▶ _PROVIDED DATA_
#####
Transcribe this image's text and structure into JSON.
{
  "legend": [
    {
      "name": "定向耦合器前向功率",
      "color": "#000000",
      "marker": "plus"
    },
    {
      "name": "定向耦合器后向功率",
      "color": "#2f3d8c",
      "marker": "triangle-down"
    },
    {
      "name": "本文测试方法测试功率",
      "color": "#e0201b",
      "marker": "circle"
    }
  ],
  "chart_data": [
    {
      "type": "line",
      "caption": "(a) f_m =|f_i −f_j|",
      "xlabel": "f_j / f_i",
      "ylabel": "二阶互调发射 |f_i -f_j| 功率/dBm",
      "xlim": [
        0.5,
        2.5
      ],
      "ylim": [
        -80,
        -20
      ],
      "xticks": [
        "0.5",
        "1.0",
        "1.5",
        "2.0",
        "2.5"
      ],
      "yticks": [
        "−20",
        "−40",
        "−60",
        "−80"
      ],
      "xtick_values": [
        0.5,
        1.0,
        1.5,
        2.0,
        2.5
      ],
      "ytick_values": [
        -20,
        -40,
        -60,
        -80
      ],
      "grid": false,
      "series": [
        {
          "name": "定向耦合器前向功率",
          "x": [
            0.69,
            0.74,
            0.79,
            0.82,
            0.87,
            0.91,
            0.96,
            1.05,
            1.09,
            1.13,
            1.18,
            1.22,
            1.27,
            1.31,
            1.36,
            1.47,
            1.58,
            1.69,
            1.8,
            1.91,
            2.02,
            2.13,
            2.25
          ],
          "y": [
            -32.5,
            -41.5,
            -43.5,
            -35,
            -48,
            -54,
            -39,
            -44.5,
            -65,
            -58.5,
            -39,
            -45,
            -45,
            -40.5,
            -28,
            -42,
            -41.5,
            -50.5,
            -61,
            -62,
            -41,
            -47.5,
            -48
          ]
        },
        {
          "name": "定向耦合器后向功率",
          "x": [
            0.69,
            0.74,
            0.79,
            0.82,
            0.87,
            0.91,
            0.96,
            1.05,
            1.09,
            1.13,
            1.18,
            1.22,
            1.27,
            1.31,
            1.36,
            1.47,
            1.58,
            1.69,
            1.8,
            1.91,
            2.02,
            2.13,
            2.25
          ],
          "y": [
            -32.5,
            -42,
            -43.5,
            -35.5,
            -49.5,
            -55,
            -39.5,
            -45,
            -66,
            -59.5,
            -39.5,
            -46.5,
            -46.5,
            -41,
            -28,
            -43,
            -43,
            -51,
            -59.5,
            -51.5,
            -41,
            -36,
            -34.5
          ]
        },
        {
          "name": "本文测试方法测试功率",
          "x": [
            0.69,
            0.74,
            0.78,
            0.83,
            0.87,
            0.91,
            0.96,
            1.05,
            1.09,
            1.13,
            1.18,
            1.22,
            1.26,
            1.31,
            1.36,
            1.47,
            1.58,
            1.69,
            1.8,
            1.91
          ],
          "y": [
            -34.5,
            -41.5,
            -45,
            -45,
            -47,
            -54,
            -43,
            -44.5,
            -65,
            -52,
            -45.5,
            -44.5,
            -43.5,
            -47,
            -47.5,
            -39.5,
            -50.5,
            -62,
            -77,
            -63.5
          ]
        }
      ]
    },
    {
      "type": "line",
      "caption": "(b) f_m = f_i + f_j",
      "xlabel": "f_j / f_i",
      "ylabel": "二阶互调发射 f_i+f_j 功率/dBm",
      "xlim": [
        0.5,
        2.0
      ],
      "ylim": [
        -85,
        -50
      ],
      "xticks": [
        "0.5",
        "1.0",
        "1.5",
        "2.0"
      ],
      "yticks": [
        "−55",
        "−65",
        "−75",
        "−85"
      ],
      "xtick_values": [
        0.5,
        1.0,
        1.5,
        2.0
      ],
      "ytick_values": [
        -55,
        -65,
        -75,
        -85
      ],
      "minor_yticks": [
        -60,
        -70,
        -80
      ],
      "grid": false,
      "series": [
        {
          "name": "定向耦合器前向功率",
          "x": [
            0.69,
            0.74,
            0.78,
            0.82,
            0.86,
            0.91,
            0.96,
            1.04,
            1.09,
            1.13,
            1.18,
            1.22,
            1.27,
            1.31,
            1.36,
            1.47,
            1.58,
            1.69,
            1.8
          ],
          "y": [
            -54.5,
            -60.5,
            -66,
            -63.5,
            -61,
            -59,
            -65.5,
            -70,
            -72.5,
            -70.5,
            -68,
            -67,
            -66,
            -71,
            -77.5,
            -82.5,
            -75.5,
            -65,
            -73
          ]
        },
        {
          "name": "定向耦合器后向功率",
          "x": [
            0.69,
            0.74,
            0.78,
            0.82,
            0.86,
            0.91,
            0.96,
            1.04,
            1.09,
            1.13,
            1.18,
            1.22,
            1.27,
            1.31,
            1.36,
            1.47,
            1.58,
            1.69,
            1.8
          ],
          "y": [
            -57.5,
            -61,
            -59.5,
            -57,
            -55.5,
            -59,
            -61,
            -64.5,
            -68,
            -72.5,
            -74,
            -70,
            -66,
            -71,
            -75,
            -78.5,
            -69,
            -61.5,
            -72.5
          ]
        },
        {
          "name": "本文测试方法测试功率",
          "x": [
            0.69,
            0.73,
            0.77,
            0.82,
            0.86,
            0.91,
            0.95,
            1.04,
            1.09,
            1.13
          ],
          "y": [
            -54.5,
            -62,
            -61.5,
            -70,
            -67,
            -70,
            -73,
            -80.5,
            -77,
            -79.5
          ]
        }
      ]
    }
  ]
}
#####
▶ _OBJECTIVE_
Write an exact transcription of every entry above.

▶ _REPLY TO THE EXERCISE_
Transcribe this image's text and structure into JSON.
{
  "legend": [
    {
      "name": "定向耦合器前向功率",
      "color": "#000000",
      "marker": "plus"
    },
    {
      "name": "定向耦合器后向功率",
      "color": "#2f3d8c",
      "marker": "triangle-down"
    },
    {
      "name": "本文测试方法测试功率",
      "color": "#e0201b",
      "marker": "circle"
    }
  ],
  "chart_data": [
    {
      "type": "line",
      "caption": "(a) f_m =|f_i −f_j|",
      "xlabel": "f_j / f_i",
      "ylabel": "二阶互调发射 |f_i -f_j| 功率/dBm",
      "xlim": [
        0.5,
        2.5
      ],
      "ylim": [
        -80,
        -20
      ],
      "xticks": [
        "0.5",
        "1.0",
        "1.5",
        "2.0",
        "2.5"
      ],
      "yticks": [
        "−20",
        "−40",
        "−60",
        "−80"
      ],
      "xtick_values": [
        0.5,
        1.0,
        1.5,
        2.0,
        2.5
      ],
      "ytick_values": [
        -20,
        -40,
        -60,
        -80
      ],
      "grid": false,
      "series": [
        {
          "name": "定向耦合器前向功率",
          "x": [
            0.69,
            0.74,
            0.79,
            0.82,
            0.87,
            0.91,
            0.96,
            1.05,
            1.09,
            1.13,
            1.18,
            1.22,
            1.27,
            1.31,
            1.36,
            1.47,
            1.58,
            1.69,
            1.8,
            1.91,
            2.02,
            2.13,
            2.25
          ],
          "y": [
            -32.5,
            -41.5,
            -43.5,
            -35,
            -48,
            -54,
            -39,
            -44.5,
            -65,
            -58.5,
            -39,
            -45,
            -45,
            -40.5,
            -28,
            -42,
            -41.5,
            -50.5,
            -61,
            -62,
            -41,
            -47.5,
            -48
          ]
        },
        {
          "name": "定向耦合器后向功率",
          "x": [
            0.69,
            0.74,
            0.79,
            0.82,
            0.87,
            0.91,
            0.96,
            1.05,
            1.09,
            1.13,
            1.18,
            1.22,
            1.27,
            1.31,
            1.36,
            1.47,
            1.58,
            1.69,
            1.8,
            1.91,
            2.02,
            2.13,
            2.25
          ],
          "y": [
            -32.5,
            -42,
            -43.5,
            -35.5,
            -49.5,
            -55,
            -39.5,
            -45,
            -66,
            -59.5,
            -39.5,
            -46.5,
            -46.5,
            -41,
            -28,
            -43,
            -43,
            -51,
            -59.5,
            -51.5,
            -41,
            -36,
            -34.5
          ]
        },
        {
          "name": "本文测试方法测试功率",
          "x": [
            0.69,
            0.74,
            0.78,
            0.83,
            0.87,
            0.91,
            0.96,
            1.05,
            1.09,
            1.13,
            1.18,
            1.22,
            1.26,
            1.31,
            1.36,
            1.47,
            1.58,
            1.69,
            1.8,
            1.91
          ],
          "y": [
            -34.5,
            -41.5,
            -45,
            -45,
            -47,
            -54,
            -43,
            -44.5,
            -65,
            -52,
            -45.5,
            -44.5,
            -43.5,
            -47,
            -47.5,
            -39.5,
            -50.5,
            -62,
            -77,
            -63.5
          ]
        }
      ]
    },
    {
      "type": "line",
      "caption": "(b) f_m = f_i + f_j",
      "xlabel": "f_j / f_i",
      "ylabel": "二阶互调发射 f_i+f_j 功率/dBm",
      "xlim": [
        0.5,
        2.0
      ],
      "ylim": [
        -85,
        -50
      ],
      "xticks": [
        "0.5",
        "1.0",
        "1.5",
        "2.0"
      ],
      "yticks": [
        "−55",
        "−65",
        "−75",
        "−85"
      ],
      "xtick_values": [
        0.5,
        1.0,
        1.5,
        2.0
      ],
      "ytick_values": [
        -55,
        -65,
        -75,
        -85
      ],
      "minor_yticks": [
        -60,
        -70,
        -80
      ],
      "grid": false,
      "series": [
        {
          "name": "定向耦合器前向功率",
          "x": [
            0.69,
            0.74,
            0.78,
            0.82,
            0.86,
            0.91,
            0.96,
            1.04,
            1.09,
            1.13,
            1.18,
            1.22,
            1.27,
            1.31,
            1.36,
            1.47,
            1.58,
            1.69,
            1.8
          ],
          "y": [
            -54.5,
            -60.5,
            -66,
            -63.5,
            -61,
            -59,
            -65.5,
            -70,
            -72.5,
            -70.5,
            -68,
            -67,
            -66,
            -71,
            -77.5,
            -82.5,
            -75.5,
            -65,
            -73
          ]
        },
        {
          "name": "定向耦合器后向功率",
          "x": [
            0.69,
            0.74,
            0.78,
            0.82,
            0.86,
            0.91,
            0.96,
            1.04,
            1.09,
            1.13,
            1.18,
            1.22,
            1.27,
            1.31,
            1.36,
            1.47,
            1.58,
            1.69,
            1.8
          ],
          "y": [
            -57.5,
            -61,
            -59.5,
            -57,
            -55.5,
            -59,
            -61,
            -64.5,
            -68,
            -72.5,
            -74,
            -70,
            -66,
            -71,
            -75,
            -78.5,
            -69,
            -61.5,
            -72.5
          ]
        },
        {
          "name": "本文测试方法测试功率",
          "x": [
            0.69,
            0.73,
            0.77,
            0.82,
            0.86,
            0.91,
            0.95,
            1.04,
            1.09,
            1.13
          ],
          "y": [
            -54.5,
            -62,
            -61.5,
            -70,
            -67,
            -70,
            -73,
            -80.5,
            -77,
            -79.5
          ]
        }
      ]
    }
  ]
}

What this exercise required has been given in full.